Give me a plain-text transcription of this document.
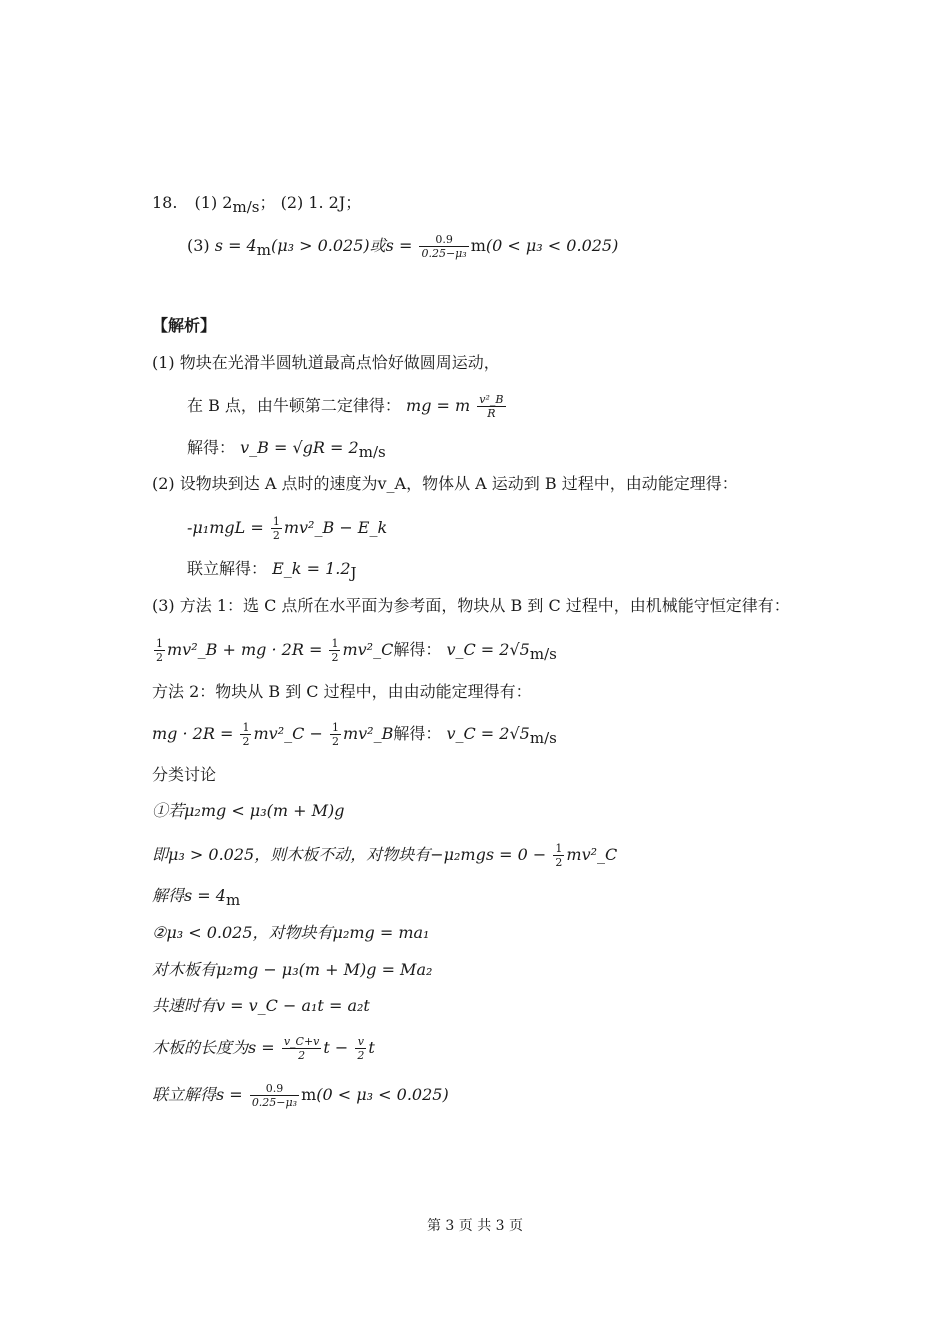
18. (1) 2m/s； (2) 1. 2J；
(3) s = 4m(μ₃ > 0.025)或$s = \frac{0.9}{\text{0.25−μ₃}} m(0 < \mu_3 < 0.025)$
【解析】
(1) 物块在光滑半圆轨道最高点恰好做圆周运动，
在 B 点，由牛顿第二定律得： mg = m $\frac{\text{v²\_B}}{R}$
解得： v_B = √gR = 2m/s
(2) 设物块到达 A 点时的速度为v_A，物体从 A 运动到 B 过程中，由动能定理得：
$-\mu_1mgL = \frac{1}{2}$ mv²_B − E_k
联立解得： E_k = 1.2J
(3) 方法 1：选 C 点所在水平面为参考面，物块从 B 到 C 过程中，由机械能守恒定律有：
$\frac{1}{2}$ mv²_B + mg · $2R = \frac{1}{2}$ mv²_C解得： v_C = 2√5m/s
方法 2：物块从 B 到 C 过程中，由由动能定理得有：
mg · $2R = \frac{1}{2}$ mv²_C − $\frac{1}{2}$ mv²_B解得： v_C = 2√5m/s
分类讨论
①若μ₂mg < μ₃(m + M)g
即μ₃ > 0.025，则木板不动，对物块有$-\mu_2mgs = 0 - \frac{1}{2}$ mv²_C
解得s = 4m
②μ₃ < 0.025，对物块有μ₂mg = ma₁
对木板有μ₂mg − μ₃(m + M)g = Ma₂
共速时有v = v_C − a₁t = a₂t
木板的长度为$s = \frac{v\_C+v}{2}$ $t - \frac{v}{2}$ t
联立解得$s = \frac{0.9}{\text{0.25−μ₃}} m(0 < \mu_3 < 0.025)$
第 3 页 共 3 页
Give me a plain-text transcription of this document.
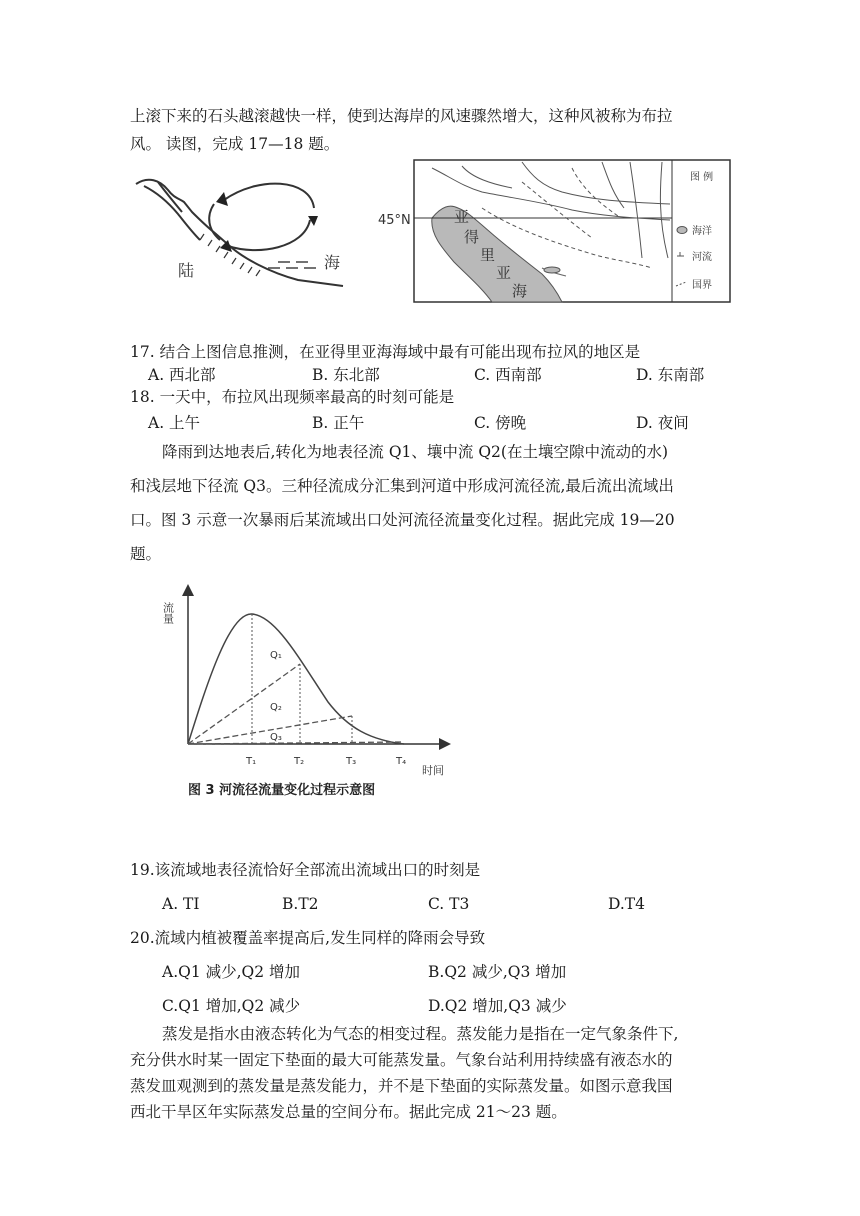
上滚下来的石头越滚越快一样，使到达海岸的风速骤然增大，这种风被称为布拉
风。 读图，完成 17—18 题。
陆	海
45°N	亚
得
里
亚
海
图 例
海洋
河流
国界
17. 结合上图信息推测，在亚得里亚海海域中最有可能出现布拉风的地区是
A. 西北部	B. 东北部	C. 西南部	D. 东南部
18. 一天中，布拉风出现频率最高的时刻可能是
A. 上午	B. 正午	C. 傍晚	D. 夜间
降雨到达地表后,转化为地表径流 Q1、壤中流 Q2(在土壤空隙中流动的水)
和浅层地下径流 Q3。三种径流成分汇集到河道中形成河流径流,最后流出流域出
口。图 3 示意一次暴雨后某流域出口处河流径流量变化过程。据此完成 19—20
题。
流量
时间
Q₁
Q₂
Q₃
T₁	T₂	T₃	T₄
图 3 河流径流量变化过程示意图
19.该流域地表径流恰好全部流出流域出口的时刻是
A. TI	B.T2	C. T3	D.T4
20.流域内植被覆盖率提高后,发生同样的降雨会导致
A.Q1 减少,Q2 增加	B.Q2 减少,Q3 增加
C.Q1 增加,Q2 减少	D.Q2 增加,Q3 减少
蒸发是指水由液态转化为气态的相变过程。蒸发能力是指在一定气象条件下,
充分供水时某一固定下垫面的最大可能蒸发量。气象台站利用持续盛有液态水的
蒸发皿观测到的蒸发量是蒸发能力，并不是下垫面的实际蒸发量。如图示意我国
西北干旱区年实际蒸发总量的空间分布。据此完成 21～23 题。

■ ■ ■ ■ ■ ■ ■

## TASK TO CARRY OUT
Reproduce every record above exactly, but leave out the pictures.

## COMPLETED TASK
Give me a plain-text transcription of this document.
18. (1) 2m/s； (2) 1. 2J；
(3) s = 4m(μ₃ > 0.025)或$s = \frac{0.9}{\text{0.25−μ₃}} m(0 < \mu_3 < 0.025)$
【解析】
(1) 物块在光滑半圆轨道最高点恰好做圆周运动，
在 B 点，由牛顿第二定律得： mg = m $\frac{\text{v²\_B}}{R}$
解得： v_B = √gR = 2m/s
(2) 设物块到达 A 点时的速度为v_A，物体从 A 运动到 B 过程中，由动能定理得：
$-\mu_1mgL = \frac{1}{2}$ mv²_B − E_k
联立解得： E_k = 1.2J
(3) 方法 1：选 C 点所在水平面为参考面，物块从 B 到 C 过程中，由机械能守恒定律有：
$\frac{1}{2}$ mv²_B + mg · $2R = \frac{1}{2}$ mv²_C解得： v_C = 2√5m/s
方法 2：物块从 B 到 C 过程中，由由动能定理得有：
mg · $2R = \frac{1}{2}$ mv²_C − $\frac{1}{2}$ mv²_B解得： v_C = 2√5m/s
分类讨论
①若μ₂mg < μ₃(m + M)g
即μ₃ > 0.025，则木板不动，对物块有$-\mu_2mgs = 0 - \frac{1}{2}$ mv²_C
解得s = 4m
②μ₃ < 0.025，对物块有μ₂mg = ma₁
对木板有μ₂mg − μ₃(m + M)g = Ma₂
共速时有v = v_C − a₁t = a₂t
木板的长度为$s = \frac{v\_C+v}{2}$ $t - \frac{v}{2}$ t
联立解得$s = \frac{0.9}{\text{0.25−μ₃}} m(0 < \mu_3 < 0.025)$
第 3 页 共 3 页
Give me a plain-text transcription of this document.
上滚下来的石头越滚越快一样，使到达海岸的风速骤然增大，这种风被称为布拉
风。 读图，完成 17—18 题。
陆	海
45°N	亚
得
里
亚
海
图 例
海洋
河流
国界
17. 结合上图信息推测，在亚得里亚海海域中最有可能出现布拉风的地区是
A. 西北部	B. 东北部	C. 西南部	D. 东南部
18. 一天中，布拉风出现频率最高的时刻可能是
A. 上午	B. 正午	C. 傍晚	D. 夜间
降雨到达地表后,转化为地表径流 Q1、壤中流 Q2(在土壤空隙中流动的水)
和浅层地下径流 Q3。三种径流成分汇集到河道中形成河流径流,最后流出流域出
口。图 3 示意一次暴雨后某流域出口处河流径流量变化过程。据此完成 19—20
题。
流量
时间
Q₁
Q₂
Q₃
T₁	T₂	T₃	T₄
图 3 河流径流量变化过程示意图
19.该流域地表径流恰好全部流出流域出口的时刻是
A. TI	B.T2	C. T3	D.T4
20.流域内植被覆盖率提高后,发生同样的降雨会导致
A.Q1 减少,Q2 增加	B.Q2 减少,Q3 增加
C.Q1 增加,Q2 减少	D.Q2 增加,Q3 减少
蒸发是指水由液态转化为气态的相变过程。蒸发能力是指在一定气象条件下,
充分供水时某一固定下垫面的最大可能蒸发量。气象台站利用持续盛有液态水的
蒸发皿观测到的蒸发量是蒸发能力，并不是下垫面的实际蒸发量。如图示意我国
西北干旱区年实际蒸发总量的空间分布。据此完成 21～23 题。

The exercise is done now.